* 本文抜粋

• • • •

【国際プロレス伝】アニマルは見た!「神様」と「人間風車」の猛練習 (3ページ目)

  • 宮崎俊哉●取材・文 text by Miyazaki Toshiya
  • photo by AFLO, Miyazaki Toshiya

 ゴッチさんと僕が同じだなんて言えませんが、どこかつながっているんですね。威厳と風格がありました。ハリウッド・スターのカーク・ダグラスとルー・テーズは交流があったことで知られていますが、僕はゴッチさんこそ、カーク・ダグラスのような雰囲気を持っていた人だなと思います」

 国際プロレスでプロレスラーとして再生したゴッチは帰国後、カナダ・モントリオールなどを転戦。1972年3月にはアントニオ猪木が旗揚げした新日本プロレスの「オープニングシリーズ」に特別参戦する。また、外国人レスラーを招聘するためにマッチメイクも務め、猪木を、そして新日を支えた。

• • • •

* 表示項目
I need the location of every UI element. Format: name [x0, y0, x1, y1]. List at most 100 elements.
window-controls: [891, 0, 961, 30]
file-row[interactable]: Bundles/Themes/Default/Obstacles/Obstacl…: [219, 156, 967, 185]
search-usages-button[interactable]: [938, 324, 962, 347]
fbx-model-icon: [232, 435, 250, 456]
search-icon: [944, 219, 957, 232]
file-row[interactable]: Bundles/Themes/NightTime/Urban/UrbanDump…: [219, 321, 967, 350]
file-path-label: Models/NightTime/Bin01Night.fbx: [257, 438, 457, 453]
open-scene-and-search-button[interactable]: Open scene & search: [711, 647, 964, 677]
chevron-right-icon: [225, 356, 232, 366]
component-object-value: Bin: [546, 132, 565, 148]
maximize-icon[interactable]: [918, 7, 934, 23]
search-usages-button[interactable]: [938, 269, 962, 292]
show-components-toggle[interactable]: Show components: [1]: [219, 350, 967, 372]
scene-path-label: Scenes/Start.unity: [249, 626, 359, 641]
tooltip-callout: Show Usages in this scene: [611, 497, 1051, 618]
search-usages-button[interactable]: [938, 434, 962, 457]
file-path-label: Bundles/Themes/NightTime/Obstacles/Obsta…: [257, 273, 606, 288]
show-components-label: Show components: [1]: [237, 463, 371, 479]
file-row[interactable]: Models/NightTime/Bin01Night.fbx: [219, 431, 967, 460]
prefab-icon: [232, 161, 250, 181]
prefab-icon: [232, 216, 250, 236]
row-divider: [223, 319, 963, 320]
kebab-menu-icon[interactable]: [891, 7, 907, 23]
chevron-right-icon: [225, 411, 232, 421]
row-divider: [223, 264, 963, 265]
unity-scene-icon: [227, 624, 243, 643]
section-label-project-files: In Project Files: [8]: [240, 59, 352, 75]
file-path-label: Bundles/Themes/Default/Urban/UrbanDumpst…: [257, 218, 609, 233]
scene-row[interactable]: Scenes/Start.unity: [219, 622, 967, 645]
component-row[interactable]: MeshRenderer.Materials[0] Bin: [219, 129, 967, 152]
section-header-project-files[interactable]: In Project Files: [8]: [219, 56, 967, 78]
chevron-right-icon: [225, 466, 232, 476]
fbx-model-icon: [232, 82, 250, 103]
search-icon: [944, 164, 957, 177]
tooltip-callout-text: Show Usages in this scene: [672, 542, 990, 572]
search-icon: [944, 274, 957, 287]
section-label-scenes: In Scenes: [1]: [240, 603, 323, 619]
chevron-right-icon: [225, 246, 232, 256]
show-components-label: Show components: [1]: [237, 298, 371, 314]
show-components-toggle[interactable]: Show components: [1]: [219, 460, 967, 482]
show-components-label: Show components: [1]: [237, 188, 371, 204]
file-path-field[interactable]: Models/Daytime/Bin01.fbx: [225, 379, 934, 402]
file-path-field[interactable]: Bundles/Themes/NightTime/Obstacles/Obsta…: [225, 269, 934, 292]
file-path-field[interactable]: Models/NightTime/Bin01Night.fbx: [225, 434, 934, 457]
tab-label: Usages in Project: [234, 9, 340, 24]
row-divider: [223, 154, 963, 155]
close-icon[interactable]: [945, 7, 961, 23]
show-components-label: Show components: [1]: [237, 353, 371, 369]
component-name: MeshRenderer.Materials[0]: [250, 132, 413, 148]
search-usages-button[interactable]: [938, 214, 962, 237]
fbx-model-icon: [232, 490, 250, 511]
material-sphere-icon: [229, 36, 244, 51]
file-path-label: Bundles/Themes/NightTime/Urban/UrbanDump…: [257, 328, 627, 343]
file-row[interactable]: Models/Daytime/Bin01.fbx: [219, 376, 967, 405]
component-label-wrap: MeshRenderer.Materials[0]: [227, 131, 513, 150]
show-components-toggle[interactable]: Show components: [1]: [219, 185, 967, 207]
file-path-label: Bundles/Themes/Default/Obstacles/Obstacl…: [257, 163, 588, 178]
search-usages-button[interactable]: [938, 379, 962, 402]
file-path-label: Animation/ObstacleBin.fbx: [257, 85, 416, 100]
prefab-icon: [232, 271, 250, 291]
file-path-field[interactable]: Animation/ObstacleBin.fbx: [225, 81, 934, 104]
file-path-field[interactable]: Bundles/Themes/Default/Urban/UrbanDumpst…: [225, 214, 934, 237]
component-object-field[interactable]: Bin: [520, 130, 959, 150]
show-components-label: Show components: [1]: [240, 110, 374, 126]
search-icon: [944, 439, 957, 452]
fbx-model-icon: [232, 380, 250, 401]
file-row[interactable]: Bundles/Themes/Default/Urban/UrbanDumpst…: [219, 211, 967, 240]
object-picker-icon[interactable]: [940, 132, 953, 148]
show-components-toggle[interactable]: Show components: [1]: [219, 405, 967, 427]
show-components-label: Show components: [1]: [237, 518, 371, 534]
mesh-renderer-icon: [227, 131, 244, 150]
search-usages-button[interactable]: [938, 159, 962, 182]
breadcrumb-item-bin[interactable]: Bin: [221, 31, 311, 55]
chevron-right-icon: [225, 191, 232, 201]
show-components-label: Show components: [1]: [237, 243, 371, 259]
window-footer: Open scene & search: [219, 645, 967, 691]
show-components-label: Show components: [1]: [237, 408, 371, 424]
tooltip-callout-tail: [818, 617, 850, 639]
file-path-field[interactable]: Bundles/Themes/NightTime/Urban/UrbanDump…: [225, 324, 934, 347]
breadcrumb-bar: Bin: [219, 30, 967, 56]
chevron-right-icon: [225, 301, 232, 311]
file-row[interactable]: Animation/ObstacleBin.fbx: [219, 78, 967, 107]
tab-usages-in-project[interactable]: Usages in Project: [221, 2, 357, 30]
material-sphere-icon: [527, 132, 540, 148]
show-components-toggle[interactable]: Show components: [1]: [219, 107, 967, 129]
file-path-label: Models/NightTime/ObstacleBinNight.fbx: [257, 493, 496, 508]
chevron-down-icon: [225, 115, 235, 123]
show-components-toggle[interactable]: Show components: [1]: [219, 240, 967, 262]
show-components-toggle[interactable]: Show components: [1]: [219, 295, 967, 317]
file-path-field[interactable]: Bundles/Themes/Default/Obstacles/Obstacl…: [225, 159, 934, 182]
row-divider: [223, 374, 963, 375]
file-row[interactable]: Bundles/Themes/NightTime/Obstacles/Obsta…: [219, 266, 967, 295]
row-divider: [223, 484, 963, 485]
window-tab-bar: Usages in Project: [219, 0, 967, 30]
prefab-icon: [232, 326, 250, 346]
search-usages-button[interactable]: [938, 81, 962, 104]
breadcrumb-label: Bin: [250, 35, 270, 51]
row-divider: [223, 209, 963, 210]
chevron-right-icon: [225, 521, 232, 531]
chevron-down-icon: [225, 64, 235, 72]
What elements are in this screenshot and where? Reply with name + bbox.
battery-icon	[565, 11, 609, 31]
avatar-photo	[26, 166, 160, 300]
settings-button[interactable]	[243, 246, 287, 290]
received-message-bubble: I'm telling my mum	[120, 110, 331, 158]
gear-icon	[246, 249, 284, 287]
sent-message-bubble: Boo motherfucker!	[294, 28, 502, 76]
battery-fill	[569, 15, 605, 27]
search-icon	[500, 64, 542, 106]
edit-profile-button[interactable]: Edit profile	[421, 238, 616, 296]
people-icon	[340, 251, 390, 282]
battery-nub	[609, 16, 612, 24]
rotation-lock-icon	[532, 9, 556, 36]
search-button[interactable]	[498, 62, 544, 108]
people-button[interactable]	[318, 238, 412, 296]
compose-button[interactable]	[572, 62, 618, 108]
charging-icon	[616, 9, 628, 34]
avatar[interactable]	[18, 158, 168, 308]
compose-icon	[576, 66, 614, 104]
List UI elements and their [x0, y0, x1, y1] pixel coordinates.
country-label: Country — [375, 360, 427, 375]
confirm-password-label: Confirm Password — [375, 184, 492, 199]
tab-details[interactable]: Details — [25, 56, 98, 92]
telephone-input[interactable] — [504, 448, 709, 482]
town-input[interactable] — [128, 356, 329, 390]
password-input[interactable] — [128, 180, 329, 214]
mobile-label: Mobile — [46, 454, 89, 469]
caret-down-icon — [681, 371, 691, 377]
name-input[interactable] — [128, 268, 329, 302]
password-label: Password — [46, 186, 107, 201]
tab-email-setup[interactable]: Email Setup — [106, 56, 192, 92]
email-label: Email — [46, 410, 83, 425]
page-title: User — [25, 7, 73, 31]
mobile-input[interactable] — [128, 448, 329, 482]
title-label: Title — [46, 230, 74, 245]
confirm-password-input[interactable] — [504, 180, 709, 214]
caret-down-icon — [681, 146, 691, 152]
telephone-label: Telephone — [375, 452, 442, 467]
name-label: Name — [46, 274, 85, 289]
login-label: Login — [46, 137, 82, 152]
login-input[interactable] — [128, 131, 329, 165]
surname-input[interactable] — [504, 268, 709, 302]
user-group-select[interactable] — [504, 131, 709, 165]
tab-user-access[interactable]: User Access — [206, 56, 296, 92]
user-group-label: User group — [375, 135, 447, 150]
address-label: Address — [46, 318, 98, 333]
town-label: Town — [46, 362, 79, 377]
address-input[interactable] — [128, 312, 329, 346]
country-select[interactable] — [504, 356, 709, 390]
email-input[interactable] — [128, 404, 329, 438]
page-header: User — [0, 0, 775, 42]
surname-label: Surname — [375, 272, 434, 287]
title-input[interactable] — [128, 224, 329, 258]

• • • •

* 課題
ゴッチと国際プロレスを扱った文章を、最後の文に続けて書き進めよ。

* 解答
 1974年までにゴッチはアントニオ猪木と5度対戦し、戦績は3勝2敗。1973年10月14日には東京・蔵前国技館で行なわれた「世界最強タッグ戦」でルー・テーズと組み、アントニオ猪木&坂口征二と戦った。

 そして1982年1月8日、東京・後楽園ホールでの新日本プロレス「新春スーパー・ファイト」で愛弟子・木戸修と戦ったのを最後に引退。その後はアメリカ・フロリダ州の自宅で、日本から訪ねてくる若いレスラーを指導した。1984年には前田日明や藤原喜明、高田延彦など「ゴッチ・チルドレン」が立ちあげた第1次UWFの最高顧問に就任し、さらには船木誠勝や鈴木みのるが設立した新団体に「パンクラス」と名付けるなど、長く日本のプロレスを支え続けた。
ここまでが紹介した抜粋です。